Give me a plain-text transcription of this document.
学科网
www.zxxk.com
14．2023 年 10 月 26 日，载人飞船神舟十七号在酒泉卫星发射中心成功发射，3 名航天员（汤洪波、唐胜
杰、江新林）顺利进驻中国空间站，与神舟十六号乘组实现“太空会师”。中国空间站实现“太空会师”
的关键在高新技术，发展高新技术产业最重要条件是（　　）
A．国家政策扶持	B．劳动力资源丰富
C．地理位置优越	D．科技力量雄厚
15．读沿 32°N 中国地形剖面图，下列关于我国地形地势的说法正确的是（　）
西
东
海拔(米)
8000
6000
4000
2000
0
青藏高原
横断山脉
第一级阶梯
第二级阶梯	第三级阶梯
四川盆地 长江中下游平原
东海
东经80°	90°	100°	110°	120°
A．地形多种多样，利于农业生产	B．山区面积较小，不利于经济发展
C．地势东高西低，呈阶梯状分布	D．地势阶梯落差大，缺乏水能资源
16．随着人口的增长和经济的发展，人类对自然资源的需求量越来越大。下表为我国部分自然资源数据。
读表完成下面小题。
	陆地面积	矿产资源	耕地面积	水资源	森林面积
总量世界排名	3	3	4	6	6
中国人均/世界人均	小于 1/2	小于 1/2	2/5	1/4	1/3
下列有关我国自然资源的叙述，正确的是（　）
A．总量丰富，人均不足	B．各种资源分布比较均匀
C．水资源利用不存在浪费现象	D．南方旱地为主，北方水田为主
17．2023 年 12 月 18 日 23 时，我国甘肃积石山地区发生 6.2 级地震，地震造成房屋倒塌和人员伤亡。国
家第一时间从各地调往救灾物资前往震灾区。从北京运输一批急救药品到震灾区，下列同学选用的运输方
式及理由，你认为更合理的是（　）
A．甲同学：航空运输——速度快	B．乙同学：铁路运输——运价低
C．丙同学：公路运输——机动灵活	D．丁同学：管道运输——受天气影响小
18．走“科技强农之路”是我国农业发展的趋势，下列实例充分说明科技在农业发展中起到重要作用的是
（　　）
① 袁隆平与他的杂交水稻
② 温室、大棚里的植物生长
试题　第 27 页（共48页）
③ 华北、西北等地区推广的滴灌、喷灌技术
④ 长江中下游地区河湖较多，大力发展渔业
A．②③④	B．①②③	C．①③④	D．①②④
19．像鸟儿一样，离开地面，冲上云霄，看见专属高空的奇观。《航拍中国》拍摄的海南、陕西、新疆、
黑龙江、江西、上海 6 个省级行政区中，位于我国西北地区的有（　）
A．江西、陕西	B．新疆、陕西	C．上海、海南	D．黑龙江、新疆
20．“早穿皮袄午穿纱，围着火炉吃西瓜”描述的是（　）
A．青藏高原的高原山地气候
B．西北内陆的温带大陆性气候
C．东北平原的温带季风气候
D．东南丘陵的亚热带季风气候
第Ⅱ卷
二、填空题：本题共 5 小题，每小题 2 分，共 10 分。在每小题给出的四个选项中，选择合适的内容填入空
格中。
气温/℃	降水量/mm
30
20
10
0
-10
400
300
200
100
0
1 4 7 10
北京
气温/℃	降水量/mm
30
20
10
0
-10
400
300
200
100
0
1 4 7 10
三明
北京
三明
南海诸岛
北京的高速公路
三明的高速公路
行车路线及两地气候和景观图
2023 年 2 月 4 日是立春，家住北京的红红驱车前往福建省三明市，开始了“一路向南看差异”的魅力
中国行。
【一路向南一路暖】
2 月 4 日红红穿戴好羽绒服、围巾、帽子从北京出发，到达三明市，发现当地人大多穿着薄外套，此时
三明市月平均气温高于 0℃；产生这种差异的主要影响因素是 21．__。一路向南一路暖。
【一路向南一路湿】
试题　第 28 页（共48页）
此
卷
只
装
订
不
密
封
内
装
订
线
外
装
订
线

________________________________________

Written task
Repeat the records above in full, character for character.

Written solution
Give me a plain-text transcription of this document.
学科网
www.zxxk.com
14．2023 年 10 月 26 日，载人飞船神舟十七号在酒泉卫星发射中心成功发射，3 名航天员（汤洪波、唐胜
杰、江新林）顺利进驻中国空间站，与神舟十六号乘组实现“太空会师”。中国空间站实现“太空会师”
的关键在高新技术，发展高新技术产业最重要条件是（　　）
A．国家政策扶持	B．劳动力资源丰富
C．地理位置优越	D．科技力量雄厚
15．读沿 32°N 中国地形剖面图，下列关于我国地形地势的说法正确的是（　）
西
东
海拔(米)
8000
6000
4000
2000
0
青藏高原
横断山脉
第一级阶梯
第二级阶梯	第三级阶梯
四川盆地 长江中下游平原
东海
东经80°	90°	100°	110°	120°
A．地形多种多样，利于农业生产	B．山区面积较小，不利于经济发展
C．地势东高西低，呈阶梯状分布	D．地势阶梯落差大，缺乏水能资源
16．随着人口的增长和经济的发展，人类对自然资源的需求量越来越大。下表为我国部分自然资源数据。
读表完成下面小题。
	陆地面积	矿产资源	耕地面积	水资源	森林面积
总量世界排名	3	3	4	6	6
中国人均/世界人均	小于 1/2	小于 1/2	2/5	1/4	1/3
下列有关我国自然资源的叙述，正确的是（　）
A．总量丰富，人均不足	B．各种资源分布比较均匀
C．水资源利用不存在浪费现象	D．南方旱地为主，北方水田为主
17．2023 年 12 月 18 日 23 时，我国甘肃积石山地区发生 6.2 级地震，地震造成房屋倒塌和人员伤亡。国
家第一时间从各地调往救灾物资前往震灾区。从北京运输一批急救药品到震灾区，下列同学选用的运输方
式及理由，你认为更合理的是（　）
A．甲同学：航空运输——速度快	B．乙同学：铁路运输——运价低
C．丙同学：公路运输——机动灵活	D．丁同学：管道运输——受天气影响小
18．走“科技强农之路”是我国农业发展的趋势，下列实例充分说明科技在农业发展中起到重要作用的是
（　　）
① 袁隆平与他的杂交水稻
② 温室、大棚里的植物生长
试题　第 27 页（共48页）
③ 华北、西北等地区推广的滴灌、喷灌技术
④ 长江中下游地区河湖较多，大力发展渔业
A．②③④	B．①②③	C．①③④	D．①②④
19．像鸟儿一样，离开地面，冲上云霄，看见专属高空的奇观。《航拍中国》拍摄的海南、陕西、新疆、
黑龙江、江西、上海 6 个省级行政区中，位于我国西北地区的有（　）
A．江西、陕西	B．新疆、陕西	C．上海、海南	D．黑龙江、新疆
20．“早穿皮袄午穿纱，围着火炉吃西瓜”描述的是（　）
A．青藏高原的高原山地气候
B．西北内陆的温带大陆性气候
C．东北平原的温带季风气候
D．东南丘陵的亚热带季风气候
第Ⅱ卷
二、填空题：本题共 5 小题，每小题 2 分，共 10 分。在每小题给出的四个选项中，选择合适的内容填入空
格中。
气温/℃	降水量/mm
30
20
10
0
-10
400
300
200
100
0
1 4 7 10
北京
气温/℃	降水量/mm
30
20
10
0
-10
400
300
200
100
0
1 4 7 10
三明
北京
三明
南海诸岛
北京的高速公路
三明的高速公路
行车路线及两地气候和景观图
2023 年 2 月 4 日是立春，家住北京的红红驱车前往福建省三明市，开始了“一路向南看差异”的魅力
中国行。
【一路向南一路暖】
2 月 4 日红红穿戴好羽绒服、围巾、帽子从北京出发，到达三明市，发现当地人大多穿着薄外套，此时
三明市月平均气温高于 0℃；产生这种差异的主要影响因素是 21．__。一路向南一路暖。
【一路向南一路湿】
试题　第 28 页（共48页）
此
卷
只
装
订
不
密
封
内
装
订
线
外
装
订
线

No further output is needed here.